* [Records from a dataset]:
_____
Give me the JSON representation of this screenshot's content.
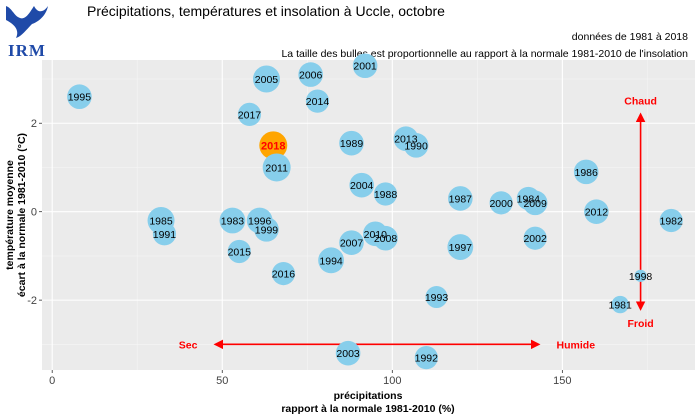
{
  "logo": {
    "text": "IRM"
  },
  "header": {
    "title": "Précipitations, températures et insolation à Uccle, octobre",
    "subtitle1": "données de 1981 à 2018",
    "subtitle2": "La taille des bulles est proportionnelle au rapport à la normale 1981-2010 de l'insolation"
  },
  "chart_data": {
    "type": "scatter",
    "xlabel_line1": "précipitations",
    "xlabel_line2": "rapport à la normale 1981-2010 (%)",
    "ylabel_line1": "température moyenne",
    "ylabel_line2": "écart à la normale 1981-2010 (°C)",
    "xlim": [
      -3,
      189
    ],
    "ylim": [
      -3.58,
      3.43
    ],
    "xticks": [
      0,
      50,
      100,
      150
    ],
    "yticks": [
      -2,
      0,
      2
    ],
    "grid": true,
    "background_color": "#ebebeb",
    "bubble_color": "#87ceeb",
    "highlight_color": "#ffa500",
    "highlight_year": "2018",
    "points": [
      {
        "label": "1995",
        "x": 8,
        "y": 2.6,
        "size": 1.0
      },
      {
        "label": "2001",
        "x": 92,
        "y": 3.3,
        "size": 1.0
      },
      {
        "label": "2006",
        "x": 76,
        "y": 3.1,
        "size": 1.0
      },
      {
        "label": "2005",
        "x": 63,
        "y": 3.0,
        "size": 1.2
      },
      {
        "label": "2014",
        "x": 78,
        "y": 2.5,
        "size": 0.9
      },
      {
        "label": "2017",
        "x": 58,
        "y": 2.2,
        "size": 0.9
      },
      {
        "label": "2018",
        "x": 65,
        "y": 1.5,
        "size": 1.3
      },
      {
        "label": "1989",
        "x": 88,
        "y": 1.55,
        "size": 1.0
      },
      {
        "label": "2013",
        "x": 104,
        "y": 1.65,
        "size": 1.0
      },
      {
        "label": "1990",
        "x": 107,
        "y": 1.5,
        "size": 1.0
      },
      {
        "label": "2011",
        "x": 66,
        "y": 1.0,
        "size": 1.3
      },
      {
        "label": "1986",
        "x": 157,
        "y": 0.9,
        "size": 1.0
      },
      {
        "label": "2004",
        "x": 91,
        "y": 0.6,
        "size": 1.0
      },
      {
        "label": "1988",
        "x": 98,
        "y": 0.4,
        "size": 0.9
      },
      {
        "label": "1987",
        "x": 120,
        "y": 0.3,
        "size": 1.0
      },
      {
        "label": "2000",
        "x": 132,
        "y": 0.2,
        "size": 0.9
      },
      {
        "label": "1984",
        "x": 140,
        "y": 0.3,
        "size": 0.9
      },
      {
        "label": "2009",
        "x": 142,
        "y": 0.2,
        "size": 1.0
      },
      {
        "label": "2012",
        "x": 160,
        "y": 0.0,
        "size": 1.0
      },
      {
        "label": "1982",
        "x": 182,
        "y": -0.2,
        "size": 0.9
      },
      {
        "label": "1985",
        "x": 32,
        "y": -0.2,
        "size": 1.2
      },
      {
        "label": "1983",
        "x": 53,
        "y": -0.2,
        "size": 1.1
      },
      {
        "label": "1996",
        "x": 61,
        "y": -0.2,
        "size": 1.1
      },
      {
        "label": "1991",
        "x": 33,
        "y": -0.5,
        "size": 0.9
      },
      {
        "label": "1999",
        "x": 63,
        "y": -0.4,
        "size": 1.0
      },
      {
        "label": "2010",
        "x": 95,
        "y": -0.5,
        "size": 1.0
      },
      {
        "label": "2008",
        "x": 98,
        "y": -0.6,
        "size": 1.0
      },
      {
        "label": "2007",
        "x": 88,
        "y": -0.7,
        "size": 1.0
      },
      {
        "label": "2002",
        "x": 142,
        "y": -0.6,
        "size": 0.9
      },
      {
        "label": "1997",
        "x": 120,
        "y": -0.8,
        "size": 1.1
      },
      {
        "label": "2015",
        "x": 55,
        "y": -0.9,
        "size": 0.9
      },
      {
        "label": "1994",
        "x": 82,
        "y": -1.1,
        "size": 1.1
      },
      {
        "label": "2016",
        "x": 68,
        "y": -1.4,
        "size": 0.9
      },
      {
        "label": "1998",
        "x": 173,
        "y": -1.45,
        "size": 0.25
      },
      {
        "label": "1993",
        "x": 113,
        "y": -1.93,
        "size": 0.8
      },
      {
        "label": "1981",
        "x": 167,
        "y": -2.1,
        "size": 0.5
      },
      {
        "label": "2003",
        "x": 87,
        "y": -3.2,
        "size": 1.0
      },
      {
        "label": "1992",
        "x": 110,
        "y": -3.3,
        "size": 0.9
      }
    ],
    "annotations": {
      "chaud": "Chaud",
      "froid": "Froid",
      "sec": "Sec",
      "humide": "Humide"
    },
    "arrows": {
      "vertical": {
        "x": 173,
        "y_from": -2.2,
        "y_to": 2.2
      },
      "horizontal": {
        "y": -3.0,
        "x_from": 48,
        "x_to": 143
      }
    }
  }
}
_____
Where a line in the material above holds "normale", copy that line.

    "subtitle2": "La taille des bulles est proportionnelle au rapport à la normale 1981-2010 de l'insolation"
    "xlabel_line2": "rapport à la normale 1981-2010 (%)",
    "ylabel_line2": "écart à la normale 1981-2010 (°C)",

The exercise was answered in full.